### Problem to work on
Leave out the images; return the rest of the data exactly.

### Dataset content
========
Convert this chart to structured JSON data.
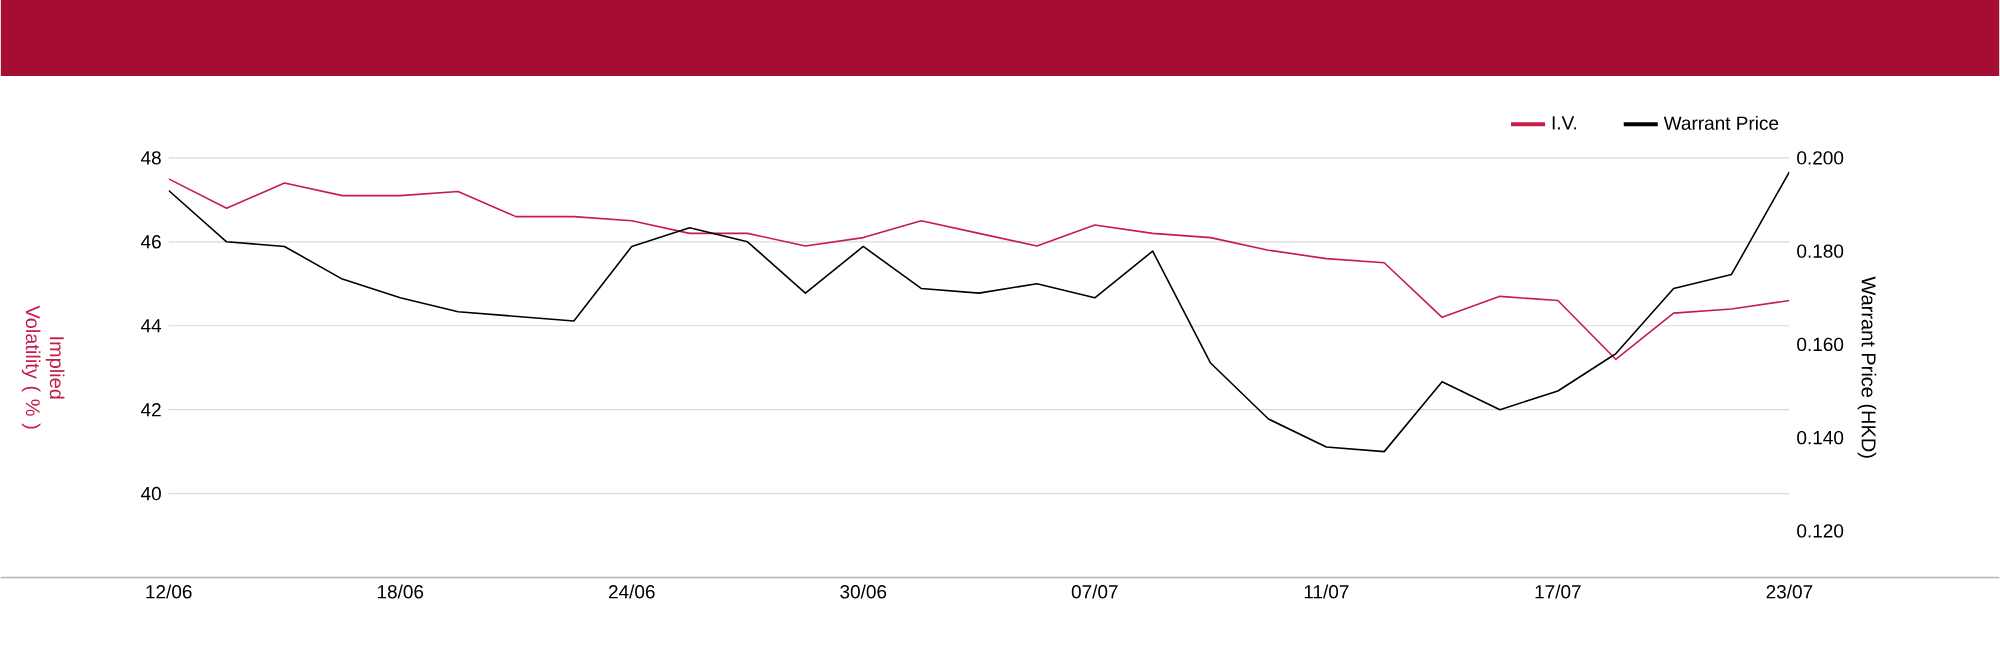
{
  "chart_data": {
    "type": "line",
    "ylabel": "Implied Volatility ( % )",
    "y2label": "Warrant Price (HKD)",
    "categories": [
      "12/06",
      null,
      null,
      null,
      "18/06",
      null,
      null,
      null,
      "24/06",
      null,
      null,
      null,
      "30/06",
      null,
      null,
      null,
      "07/07",
      null,
      null,
      null,
      "11/07",
      null,
      null,
      null,
      "17/07",
      null,
      null,
      null,
      "23/07"
    ],
    "series": [
      {
        "name": "I.V.",
        "color": "#c41e48",
        "values": [
          47.5,
          46.8,
          47.4,
          47.1,
          47.1,
          47.2,
          46.6,
          46.6,
          46.5,
          46.2,
          46.2,
          45.9,
          46.1,
          46.5,
          46.2,
          45.9,
          46.4,
          46.2,
          46.1,
          45.8,
          45.6,
          45.5,
          44.2,
          44.7,
          44.6,
          43.2,
          44.3,
          44.4,
          44.6
        ]
      },
      {
        "name": "Warrant Price",
        "color": "#000000",
        "axis": "y2",
        "values": [
          0.193,
          0.182,
          0.181,
          0.174,
          0.17,
          0.167,
          0.166,
          0.165,
          0.181,
          0.185,
          0.182,
          0.171,
          0.181,
          0.172,
          0.171,
          0.173,
          0.17,
          0.18,
          0.156,
          0.144,
          0.138,
          0.137,
          0.152,
          0.146,
          0.15,
          0.158,
          0.172,
          0.175,
          0.197
        ]
      }
    ],
    "ylim": [
      38,
      48
    ],
    "yticks": [
      40,
      42,
      44,
      46,
      48
    ],
    "y2lim": [
      0.11,
      0.2
    ],
    "y2ticks": [
      {
        "value": 0.12,
        "label": "0.120"
      },
      {
        "value": 0.14,
        "label": "0.140"
      },
      {
        "value": 0.16,
        "label": "0.160"
      },
      {
        "value": 0.18,
        "label": "0.180"
      },
      {
        "value": 0.2,
        "label": "0.200"
      }
    ],
    "grid": "y",
    "legend": "top right"
  }
}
========
### Solved exercise
Convert this chart to structured JSON data.
{
  "chart_data": {
    "type": "line",
    "ylabel": "Implied Volatility ( % )",
    "y2label": "Warrant Price (HKD)",
    "categories": [
      "12/06",
      null,
      null,
      null,
      "18/06",
      null,
      null,
      null,
      "24/06",
      null,
      null,
      null,
      "30/06",
      null,
      null,
      null,
      "07/07",
      null,
      null,
      null,
      "11/07",
      null,
      null,
      null,
      "17/07",
      null,
      null,
      null,
      "23/07"
    ],
    "series": [
      {
        "name": "I.V.",
        "color": "#c41e48",
        "values": [
          47.5,
          46.8,
          47.4,
          47.1,
          47.1,
          47.2,
          46.6,
          46.6,
          46.5,
          46.2,
          46.2,
          45.9,
          46.1,
          46.5,
          46.2,
          45.9,
          46.4,
          46.2,
          46.1,
          45.8,
          45.6,
          45.5,
          44.2,
          44.7,
          44.6,
          43.2,
          44.3,
          44.4,
          44.6
        ]
      },
      {
        "name": "Warrant Price",
        "color": "#000000",
        "axis": "y2",
        "values": [
          0.193,
          0.182,
          0.181,
          0.174,
          0.17,
          0.167,
          0.166,
          0.165,
          0.181,
          0.185,
          0.182,
          0.171,
          0.181,
          0.172,
          0.171,
          0.173,
          0.17,
          0.18,
          0.156,
          0.144,
          0.138,
          0.137,
          0.152,
          0.146,
          0.15,
          0.158,
          0.172,
          0.175,
          0.197
        ]
      }
    ],
    "ylim": [
      38,
      48
    ],
    "yticks": [
      40,
      42,
      44,
      46,
      48
    ],
    "y2lim": [
      0.11,
      0.2
    ],
    "y2ticks": [
      {
        "value": 0.12,
        "label": "0.120"
      },
      {
        "value": 0.14,
        "label": "0.140"
      },
      {
        "value": 0.16,
        "label": "0.160"
      },
      {
        "value": 0.18,
        "label": "0.180"
      },
      {
        "value": 0.2,
        "label": "0.200"
      }
    ],
    "grid": "y",
    "legend": "top right"
  }
}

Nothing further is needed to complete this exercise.